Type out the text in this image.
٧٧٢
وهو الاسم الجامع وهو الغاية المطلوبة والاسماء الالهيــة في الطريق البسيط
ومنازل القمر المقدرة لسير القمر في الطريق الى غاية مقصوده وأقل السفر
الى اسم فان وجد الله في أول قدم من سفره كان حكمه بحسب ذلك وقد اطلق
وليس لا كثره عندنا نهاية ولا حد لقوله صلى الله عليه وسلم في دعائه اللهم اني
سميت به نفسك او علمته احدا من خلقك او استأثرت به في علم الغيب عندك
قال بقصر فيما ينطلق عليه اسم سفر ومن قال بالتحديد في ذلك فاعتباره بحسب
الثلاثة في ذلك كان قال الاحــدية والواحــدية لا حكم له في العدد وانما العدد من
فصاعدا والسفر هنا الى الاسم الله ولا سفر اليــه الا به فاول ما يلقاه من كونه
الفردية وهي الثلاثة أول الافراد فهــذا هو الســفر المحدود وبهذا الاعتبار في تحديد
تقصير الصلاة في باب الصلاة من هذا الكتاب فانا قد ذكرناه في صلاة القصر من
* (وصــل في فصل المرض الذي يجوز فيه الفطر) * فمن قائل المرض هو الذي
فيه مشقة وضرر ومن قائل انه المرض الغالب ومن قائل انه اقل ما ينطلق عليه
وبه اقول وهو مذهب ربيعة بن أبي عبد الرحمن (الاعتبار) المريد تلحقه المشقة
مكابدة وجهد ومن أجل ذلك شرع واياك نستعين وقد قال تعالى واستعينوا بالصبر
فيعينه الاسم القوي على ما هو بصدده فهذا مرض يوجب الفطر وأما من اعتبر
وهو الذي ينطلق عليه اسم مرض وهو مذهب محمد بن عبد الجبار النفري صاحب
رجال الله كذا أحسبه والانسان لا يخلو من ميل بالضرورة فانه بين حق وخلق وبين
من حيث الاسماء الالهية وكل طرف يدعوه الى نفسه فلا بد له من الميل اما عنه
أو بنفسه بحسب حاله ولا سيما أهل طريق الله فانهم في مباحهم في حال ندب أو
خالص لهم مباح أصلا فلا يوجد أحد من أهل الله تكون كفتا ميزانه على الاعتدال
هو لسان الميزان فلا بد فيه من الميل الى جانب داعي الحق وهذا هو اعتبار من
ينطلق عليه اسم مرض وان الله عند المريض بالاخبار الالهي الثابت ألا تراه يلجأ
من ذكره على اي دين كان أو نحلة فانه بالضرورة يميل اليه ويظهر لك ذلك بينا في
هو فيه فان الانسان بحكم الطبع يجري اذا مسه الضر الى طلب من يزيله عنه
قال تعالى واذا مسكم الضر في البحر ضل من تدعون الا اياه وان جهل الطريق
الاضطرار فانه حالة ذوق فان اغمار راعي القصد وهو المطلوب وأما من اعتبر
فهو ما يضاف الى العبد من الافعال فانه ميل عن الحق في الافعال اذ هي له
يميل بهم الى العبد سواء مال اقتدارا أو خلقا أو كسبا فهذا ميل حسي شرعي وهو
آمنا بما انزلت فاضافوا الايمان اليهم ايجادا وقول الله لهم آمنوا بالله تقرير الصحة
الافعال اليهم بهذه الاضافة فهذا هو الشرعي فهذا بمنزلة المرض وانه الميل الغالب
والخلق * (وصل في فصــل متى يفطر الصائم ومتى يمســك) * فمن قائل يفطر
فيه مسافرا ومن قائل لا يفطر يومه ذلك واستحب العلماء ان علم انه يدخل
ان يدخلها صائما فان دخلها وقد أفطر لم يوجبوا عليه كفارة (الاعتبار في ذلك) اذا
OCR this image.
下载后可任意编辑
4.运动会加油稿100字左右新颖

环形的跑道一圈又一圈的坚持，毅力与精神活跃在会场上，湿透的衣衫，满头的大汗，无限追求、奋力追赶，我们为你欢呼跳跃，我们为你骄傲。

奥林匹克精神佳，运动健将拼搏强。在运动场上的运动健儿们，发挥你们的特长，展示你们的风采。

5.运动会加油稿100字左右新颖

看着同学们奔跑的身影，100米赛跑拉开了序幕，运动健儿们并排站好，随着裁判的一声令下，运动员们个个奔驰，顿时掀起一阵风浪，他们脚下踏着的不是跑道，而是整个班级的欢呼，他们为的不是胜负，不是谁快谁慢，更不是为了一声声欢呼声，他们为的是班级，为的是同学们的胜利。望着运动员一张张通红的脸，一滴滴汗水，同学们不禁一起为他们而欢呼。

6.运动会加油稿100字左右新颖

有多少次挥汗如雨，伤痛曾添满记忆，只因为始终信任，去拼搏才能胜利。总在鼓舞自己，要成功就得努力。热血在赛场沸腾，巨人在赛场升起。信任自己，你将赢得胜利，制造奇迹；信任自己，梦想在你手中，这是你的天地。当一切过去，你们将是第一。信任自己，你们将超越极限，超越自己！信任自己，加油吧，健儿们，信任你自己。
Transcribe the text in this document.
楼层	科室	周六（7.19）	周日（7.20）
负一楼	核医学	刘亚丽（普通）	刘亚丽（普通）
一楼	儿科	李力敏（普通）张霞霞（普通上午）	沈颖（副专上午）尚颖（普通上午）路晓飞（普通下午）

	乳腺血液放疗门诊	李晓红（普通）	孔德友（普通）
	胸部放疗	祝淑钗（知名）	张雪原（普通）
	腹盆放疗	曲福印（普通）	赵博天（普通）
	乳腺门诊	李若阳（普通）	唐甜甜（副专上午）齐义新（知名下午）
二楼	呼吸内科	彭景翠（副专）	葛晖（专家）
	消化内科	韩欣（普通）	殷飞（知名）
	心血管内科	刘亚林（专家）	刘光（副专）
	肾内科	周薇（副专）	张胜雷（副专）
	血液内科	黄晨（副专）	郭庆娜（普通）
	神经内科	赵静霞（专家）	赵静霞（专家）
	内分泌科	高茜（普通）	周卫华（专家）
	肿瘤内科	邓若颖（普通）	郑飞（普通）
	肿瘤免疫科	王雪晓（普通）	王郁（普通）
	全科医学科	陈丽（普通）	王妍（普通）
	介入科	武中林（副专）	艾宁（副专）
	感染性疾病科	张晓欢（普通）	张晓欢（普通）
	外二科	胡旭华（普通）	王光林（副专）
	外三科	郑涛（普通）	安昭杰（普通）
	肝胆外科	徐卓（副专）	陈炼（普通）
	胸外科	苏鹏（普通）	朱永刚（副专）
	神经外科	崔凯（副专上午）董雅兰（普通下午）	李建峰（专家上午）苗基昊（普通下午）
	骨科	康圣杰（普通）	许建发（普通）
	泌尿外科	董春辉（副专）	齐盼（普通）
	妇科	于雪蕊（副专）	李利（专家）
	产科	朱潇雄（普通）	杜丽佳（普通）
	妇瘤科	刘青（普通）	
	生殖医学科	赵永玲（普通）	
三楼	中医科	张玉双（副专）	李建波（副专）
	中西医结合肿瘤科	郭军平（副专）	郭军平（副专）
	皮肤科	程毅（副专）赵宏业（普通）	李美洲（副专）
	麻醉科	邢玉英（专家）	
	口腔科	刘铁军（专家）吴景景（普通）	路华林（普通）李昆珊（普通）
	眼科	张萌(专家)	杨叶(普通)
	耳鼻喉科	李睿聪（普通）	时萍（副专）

Task to complete: Output the data above exactly, please, line for line.

Task answer:
Type out the text in this image.
٧٧٢
وهو الاسم الجامع وهو الغاية المطلوبة والاسماء الالهيــة في الطريق البسيط
ومنازل القمر المقدرة لسير القمر في الطريق الى غاية مقصوده وأقل السفر
الى اسم فان وجد الله في أول قدم من سفره كان حكمه بحسب ذلك وقد اطلق
وليس لا كثره عندنا نهاية ولا حد لقوله صلى الله عليه وسلم في دعائه اللهم اني
سميت به نفسك او علمته احدا من خلقك او استأثرت به في علم الغيب عندك
قال بقصر فيما ينطلق عليه اسم سفر ومن قال بالتحديد في ذلك فاعتباره بحسب
الثلاثة في ذلك كان قال الاحــدية والواحــدية لا حكم له في العدد وانما العدد من
فصاعدا والسفر هنا الى الاسم الله ولا سفر اليــه الا به فاول ما يلقاه من كونه
الفردية وهي الثلاثة أول الافراد فهــذا هو الســفر المحدود وبهذا الاعتبار في تحديد
تقصير الصلاة في باب الصلاة من هذا الكتاب فانا قد ذكرناه في صلاة القصر من
* (وصــل في فصل المرض الذي يجوز فيه الفطر) * فمن قائل المرض هو الذي
فيه مشقة وضرر ومن قائل انه المرض الغالب ومن قائل انه اقل ما ينطلق عليه
وبه اقول وهو مذهب ربيعة بن أبي عبد الرحمن (الاعتبار) المريد تلحقه المشقة
مكابدة وجهد ومن أجل ذلك شرع واياك نستعين وقد قال تعالى واستعينوا بالصبر
فيعينه الاسم القوي على ما هو بصدده فهذا مرض يوجب الفطر وأما من اعتبر
وهو الذي ينطلق عليه اسم مرض وهو مذهب محمد بن عبد الجبار النفري صاحب
رجال الله كذا أحسبه والانسان لا يخلو من ميل بالضرورة فانه بين حق وخلق وبين
من حيث الاسماء الالهية وكل طرف يدعوه الى نفسه فلا بد له من الميل اما عنه
أو بنفسه بحسب حاله ولا سيما أهل طريق الله فانهم في مباحهم في حال ندب أو
خالص لهم مباح أصلا فلا يوجد أحد من أهل الله تكون كفتا ميزانه على الاعتدال
هو لسان الميزان فلا بد فيه من الميل الى جانب داعي الحق وهذا هو اعتبار من
ينطلق عليه اسم مرض وان الله عند المريض بالاخبار الالهي الثابت ألا تراه يلجأ
من ذكره على اي دين كان أو نحلة فانه بالضرورة يميل اليه ويظهر لك ذلك بينا في
هو فيه فان الانسان بحكم الطبع يجري اذا مسه الضر الى طلب من يزيله عنه
قال تعالى واذا مسكم الضر في البحر ضل من تدعون الا اياه وان جهل الطريق
الاضطرار فانه حالة ذوق فان اغمار راعي القصد وهو المطلوب وأما من اعتبر
فهو ما يضاف الى العبد من الافعال فانه ميل عن الحق في الافعال اذ هي له
يميل بهم الى العبد سواء مال اقتدارا أو خلقا أو كسبا فهذا ميل حسي شرعي وهو
آمنا بما انزلت فاضافوا الايمان اليهم ايجادا وقول الله لهم آمنوا بالله تقرير الصحة
الافعال اليهم بهذه الاضافة فهذا هو الشرعي فهذا بمنزلة المرض وانه الميل الغالب
والخلق * (وصل في فصــل متى يفطر الصائم ومتى يمســك) * فمن قائل يفطر
فيه مسافرا ومن قائل لا يفطر يومه ذلك واستحب العلماء ان علم انه يدخل
ان يدخلها صائما فان دخلها وقد أفطر لم يوجبوا عليه كفارة (الاعتبار في ذلك) اذا
OCR this image.
下载后可任意编辑
4.运动会加油稿100字左右新颖

环形的跑道一圈又一圈的坚持，毅力与精神活跃在会场上，湿透的衣衫，满头的大汗，无限追求、奋力追赶，我们为你欢呼跳跃，我们为你骄傲。

奥林匹克精神佳，运动健将拼搏强。在运动场上的运动健儿们，发挥你们的特长，展示你们的风采。

5.运动会加油稿100字左右新颖

看着同学们奔跑的身影，100米赛跑拉开了序幕，运动健儿们并排站好，随着裁判的一声令下，运动员们个个奔驰，顿时掀起一阵风浪，他们脚下踏着的不是跑道，而是整个班级的欢呼，他们为的不是胜负，不是谁快谁慢，更不是为了一声声欢呼声，他们为的是班级，为的是同学们的胜利。望着运动员一张张通红的脸，一滴滴汗水，同学们不禁一起为他们而欢呼。

6.运动会加油稿100字左右新颖

有多少次挥汗如雨，伤痛曾添满记忆，只因为始终信任，去拼搏才能胜利。总在鼓舞自己，要成功就得努力。热血在赛场沸腾，巨人在赛场升起。信任自己，你将赢得胜利，制造奇迹；信任自己，梦想在你手中，这是你的天地。当一切过去，你们将是第一。信任自己，你们将超越极限，超越自己！信任自己，加油吧，健儿们，信任你自己。
Transcribe the text in this document.
楼层	科室	周六（7.19）	周日（7.20）
负一楼	核医学	刘亚丽（普通）	刘亚丽（普通）
一楼	儿科	李力敏（普通）张霞霞（普通上午）	沈颖（副专上午）尚颖（普通上午）路晓飞（普通下午）

	乳腺血液放疗门诊	李晓红（普通）	孔德友（普通）
	胸部放疗	祝淑钗（知名）	张雪原（普通）
	腹盆放疗	曲福印（普通）	赵博天（普通）
	乳腺门诊	李若阳（普通）	唐甜甜（副专上午）齐义新（知名下午）
二楼	呼吸内科	彭景翠（副专）	葛晖（专家）
	消化内科	韩欣（普通）	殷飞（知名）
	心血管内科	刘亚林（专家）	刘光（副专）
	肾内科	周薇（副专）	张胜雷（副专）
	血液内科	黄晨（副专）	郭庆娜（普通）
	神经内科	赵静霞（专家）	赵静霞（专家）
	内分泌科	高茜（普通）	周卫华（专家）
	肿瘤内科	邓若颖（普通）	郑飞（普通）
	肿瘤免疫科	王雪晓（普通）	王郁（普通）
	全科医学科	陈丽（普通）	王妍（普通）
	介入科	武中林（副专）	艾宁（副专）
	感染性疾病科	张晓欢（普通）	张晓欢（普通）
	外二科	胡旭华（普通）	王光林（副专）
	外三科	郑涛（普通）	安昭杰（普通）
	肝胆外科	徐卓（副专）	陈炼（普通）
	胸外科	苏鹏（普通）	朱永刚（副专）
	神经外科	崔凯（副专上午）董雅兰（普通下午）	李建峰（专家上午）苗基昊（普通下午）
	骨科	康圣杰（普通）	许建发（普通）
	泌尿外科	董春辉（副专）	齐盼（普通）
	妇科	于雪蕊（副专）	李利（专家）
	产科	朱潇雄（普通）	杜丽佳（普通）
	妇瘤科	刘青（普通）	
	生殖医学科	赵永玲（普通）	
三楼	中医科	张玉双（副专）	李建波（副专）
	中西医结合肿瘤科	郭军平（副专）	郭军平（副专）
	皮肤科	程毅（副专）赵宏业（普通）	李美洲（副专）
	麻醉科	邢玉英（专家）	
	口腔科	刘铁军（专家）吴景景（普通）	路华林（普通）李昆珊（普通）
	眼科	张萌(专家)	杨叶(普通)
	耳鼻喉科	李睿聪（普通）	时萍（副专）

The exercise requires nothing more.